— BEGIN Supplied material —
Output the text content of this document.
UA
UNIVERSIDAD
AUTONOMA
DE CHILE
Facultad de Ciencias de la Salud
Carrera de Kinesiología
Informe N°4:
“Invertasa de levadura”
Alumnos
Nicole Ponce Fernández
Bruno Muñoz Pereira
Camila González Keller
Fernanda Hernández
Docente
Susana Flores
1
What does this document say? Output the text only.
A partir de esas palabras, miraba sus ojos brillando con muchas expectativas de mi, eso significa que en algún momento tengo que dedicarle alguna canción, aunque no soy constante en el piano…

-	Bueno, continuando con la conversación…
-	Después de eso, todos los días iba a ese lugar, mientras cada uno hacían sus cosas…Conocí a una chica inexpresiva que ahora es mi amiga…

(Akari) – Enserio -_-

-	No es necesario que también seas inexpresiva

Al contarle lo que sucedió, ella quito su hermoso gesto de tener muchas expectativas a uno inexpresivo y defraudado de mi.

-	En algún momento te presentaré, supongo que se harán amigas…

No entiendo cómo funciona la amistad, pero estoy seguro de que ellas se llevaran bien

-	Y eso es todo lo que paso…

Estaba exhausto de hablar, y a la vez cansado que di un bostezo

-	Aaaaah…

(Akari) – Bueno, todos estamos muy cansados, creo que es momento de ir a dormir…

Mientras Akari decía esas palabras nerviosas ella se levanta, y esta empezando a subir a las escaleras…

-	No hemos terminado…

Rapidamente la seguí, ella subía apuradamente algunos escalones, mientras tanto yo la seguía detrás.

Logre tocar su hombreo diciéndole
— END Supplied material —
Written problem » Retype all the records, matching them exactly.

The response »
Output the text content of this document.
UA
UNIVERSIDAD
AUTONOMA
DE CHILE
Facultad de Ciencias de la Salud
Carrera de Kinesiología
Informe N°4:
“Invertasa de levadura”
Alumnos
Nicole Ponce Fernández
Bruno Muñoz Pereira
Camila González Keller
Fernanda Hernández
Docente
Susana Flores
1
What does this document say? Output the text only.
A partir de esas palabras, miraba sus ojos brillando con muchas expectativas de mi, eso significa que en algún momento tengo que dedicarle alguna canción, aunque no soy constante en el piano…

-	Bueno, continuando con la conversación…
-	Después de eso, todos los días iba a ese lugar, mientras cada uno hacían sus cosas…Conocí a una chica inexpresiva que ahora es mi amiga…

(Akari) – Enserio -_-

-	No es necesario que también seas inexpresiva

Al contarle lo que sucedió, ella quito su hermoso gesto de tener muchas expectativas a uno inexpresivo y defraudado de mi.

-	En algún momento te presentaré, supongo que se harán amigas…

No entiendo cómo funciona la amistad, pero estoy seguro de que ellas se llevaran bien

-	Y eso es todo lo que paso…

Estaba exhausto de hablar, y a la vez cansado que di un bostezo

-	Aaaaah…

(Akari) – Bueno, todos estamos muy cansados, creo que es momento de ir a dormir…

Mientras Akari decía esas palabras nerviosas ella se levanta, y esta empezando a subir a las escaleras…

-	No hemos terminado…

Rapidamente la seguí, ella subía apuradamente algunos escalones, mientras tanto yo la seguía detrás.

Logre tocar su hombreo diciéndole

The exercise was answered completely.